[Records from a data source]
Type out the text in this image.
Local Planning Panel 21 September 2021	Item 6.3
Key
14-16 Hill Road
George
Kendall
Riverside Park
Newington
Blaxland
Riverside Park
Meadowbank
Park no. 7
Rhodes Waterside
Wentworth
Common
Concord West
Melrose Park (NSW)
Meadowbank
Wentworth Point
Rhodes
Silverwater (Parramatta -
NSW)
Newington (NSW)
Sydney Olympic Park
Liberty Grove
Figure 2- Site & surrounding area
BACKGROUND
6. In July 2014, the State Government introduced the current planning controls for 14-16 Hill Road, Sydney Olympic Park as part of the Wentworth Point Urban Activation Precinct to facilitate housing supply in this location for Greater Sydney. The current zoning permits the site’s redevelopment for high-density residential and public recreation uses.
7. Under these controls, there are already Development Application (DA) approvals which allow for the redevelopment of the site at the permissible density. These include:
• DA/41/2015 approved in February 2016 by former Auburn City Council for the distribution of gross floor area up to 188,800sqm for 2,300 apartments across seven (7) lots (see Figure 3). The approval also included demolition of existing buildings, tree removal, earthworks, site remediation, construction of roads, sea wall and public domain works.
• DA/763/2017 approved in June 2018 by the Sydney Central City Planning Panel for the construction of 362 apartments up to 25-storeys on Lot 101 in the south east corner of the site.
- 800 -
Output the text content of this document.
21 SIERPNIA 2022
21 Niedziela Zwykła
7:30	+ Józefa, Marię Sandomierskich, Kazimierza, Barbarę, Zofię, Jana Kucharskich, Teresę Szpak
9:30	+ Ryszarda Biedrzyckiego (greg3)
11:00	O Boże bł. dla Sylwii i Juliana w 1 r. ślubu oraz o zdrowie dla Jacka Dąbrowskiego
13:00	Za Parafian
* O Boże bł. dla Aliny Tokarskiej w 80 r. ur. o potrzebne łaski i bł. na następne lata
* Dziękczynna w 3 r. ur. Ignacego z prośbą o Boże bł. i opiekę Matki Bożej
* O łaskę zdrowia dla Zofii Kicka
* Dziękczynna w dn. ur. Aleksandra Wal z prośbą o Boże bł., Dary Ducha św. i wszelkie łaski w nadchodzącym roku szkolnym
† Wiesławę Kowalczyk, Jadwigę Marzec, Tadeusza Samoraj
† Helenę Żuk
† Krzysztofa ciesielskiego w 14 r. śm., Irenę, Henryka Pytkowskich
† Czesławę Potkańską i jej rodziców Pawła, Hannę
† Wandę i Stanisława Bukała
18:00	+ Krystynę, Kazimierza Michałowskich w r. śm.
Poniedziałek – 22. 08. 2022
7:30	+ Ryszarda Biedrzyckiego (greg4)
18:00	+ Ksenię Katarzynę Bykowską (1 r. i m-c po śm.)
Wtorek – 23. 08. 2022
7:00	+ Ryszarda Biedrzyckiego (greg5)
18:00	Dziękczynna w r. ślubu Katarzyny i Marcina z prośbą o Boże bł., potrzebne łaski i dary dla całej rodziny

* * *

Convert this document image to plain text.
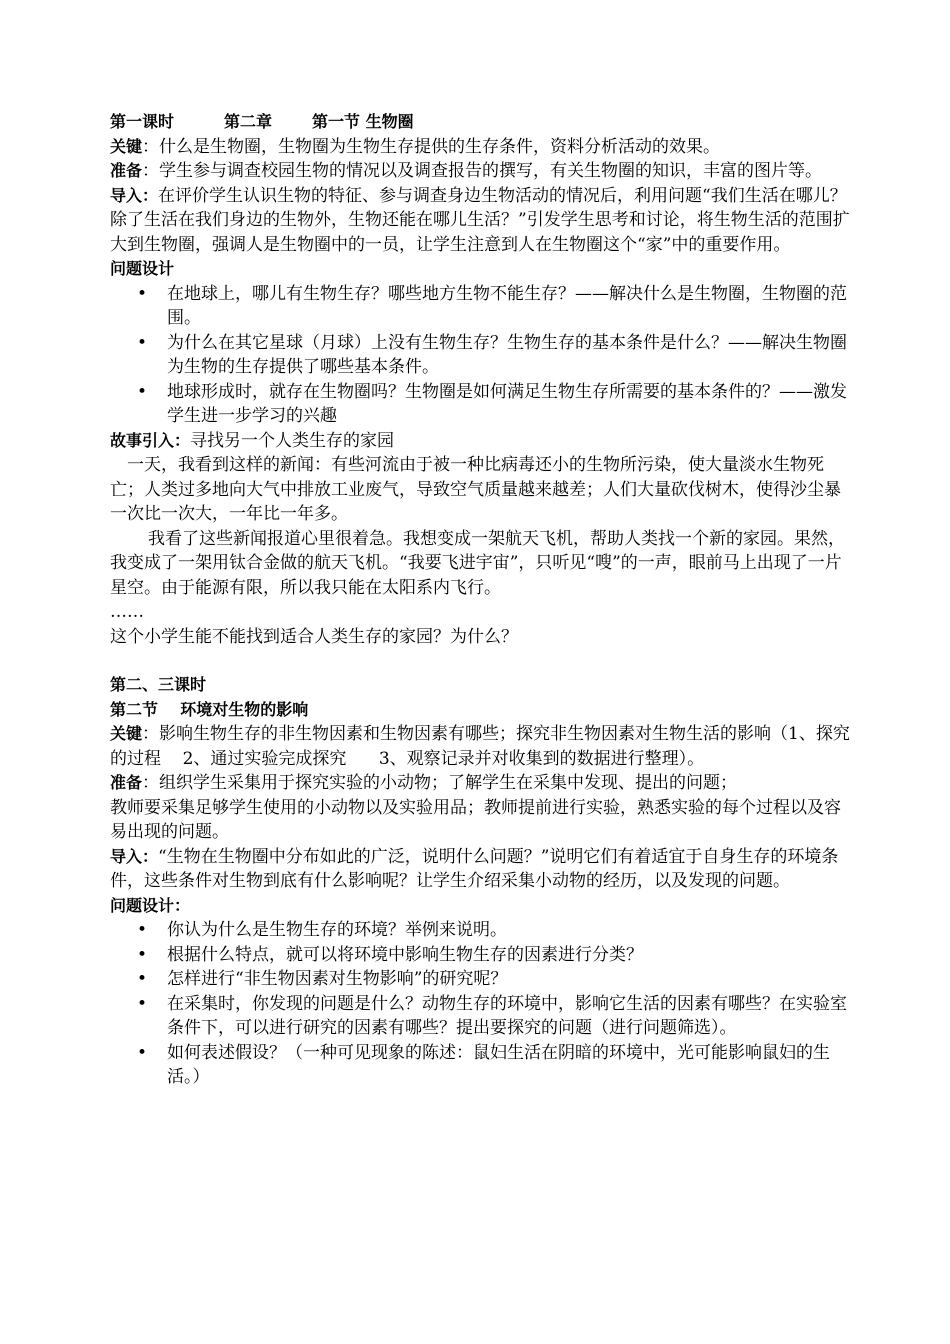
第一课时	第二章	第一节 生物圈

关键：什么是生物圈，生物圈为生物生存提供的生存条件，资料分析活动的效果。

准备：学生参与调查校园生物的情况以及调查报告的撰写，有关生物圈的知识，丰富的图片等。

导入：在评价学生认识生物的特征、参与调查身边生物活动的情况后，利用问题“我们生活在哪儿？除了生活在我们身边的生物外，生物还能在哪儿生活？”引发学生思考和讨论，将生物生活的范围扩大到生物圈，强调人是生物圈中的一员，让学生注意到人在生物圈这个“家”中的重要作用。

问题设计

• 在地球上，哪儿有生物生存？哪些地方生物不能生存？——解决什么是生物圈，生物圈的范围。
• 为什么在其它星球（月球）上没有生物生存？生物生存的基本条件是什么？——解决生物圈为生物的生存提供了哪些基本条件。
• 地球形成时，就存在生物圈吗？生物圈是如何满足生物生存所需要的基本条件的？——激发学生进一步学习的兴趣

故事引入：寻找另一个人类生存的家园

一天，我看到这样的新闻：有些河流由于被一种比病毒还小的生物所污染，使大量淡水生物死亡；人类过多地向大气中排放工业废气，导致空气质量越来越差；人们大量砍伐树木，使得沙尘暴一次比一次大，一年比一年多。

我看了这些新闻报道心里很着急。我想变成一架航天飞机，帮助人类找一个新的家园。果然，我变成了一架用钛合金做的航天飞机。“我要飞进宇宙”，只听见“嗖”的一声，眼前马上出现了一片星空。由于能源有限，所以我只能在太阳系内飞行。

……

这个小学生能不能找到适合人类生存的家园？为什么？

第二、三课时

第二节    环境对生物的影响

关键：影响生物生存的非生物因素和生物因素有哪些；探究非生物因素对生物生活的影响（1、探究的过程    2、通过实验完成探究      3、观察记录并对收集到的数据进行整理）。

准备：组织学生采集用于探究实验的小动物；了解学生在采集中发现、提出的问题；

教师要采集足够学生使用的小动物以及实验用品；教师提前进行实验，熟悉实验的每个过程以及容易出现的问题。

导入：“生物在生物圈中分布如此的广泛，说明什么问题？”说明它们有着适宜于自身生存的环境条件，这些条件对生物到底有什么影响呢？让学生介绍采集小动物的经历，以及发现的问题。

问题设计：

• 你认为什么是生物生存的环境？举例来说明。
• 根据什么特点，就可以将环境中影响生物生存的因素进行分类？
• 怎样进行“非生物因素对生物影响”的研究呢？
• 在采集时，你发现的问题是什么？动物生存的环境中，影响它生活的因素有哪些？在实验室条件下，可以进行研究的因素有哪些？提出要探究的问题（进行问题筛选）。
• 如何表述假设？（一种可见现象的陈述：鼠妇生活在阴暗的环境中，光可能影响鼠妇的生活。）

### Written instruction
Copy each line from the data above that includes "potrzebne".

### Result
* O Boże bł. dla Aliny Tokarskiej w 80 r. ur. o potrzebne łaski i bł. na następne lata
18:00	Dziękczynna w r. ślubu Katarzyny i Marcina z prośbą o Boże bł., potrzebne łaski i dary dla całej rodziny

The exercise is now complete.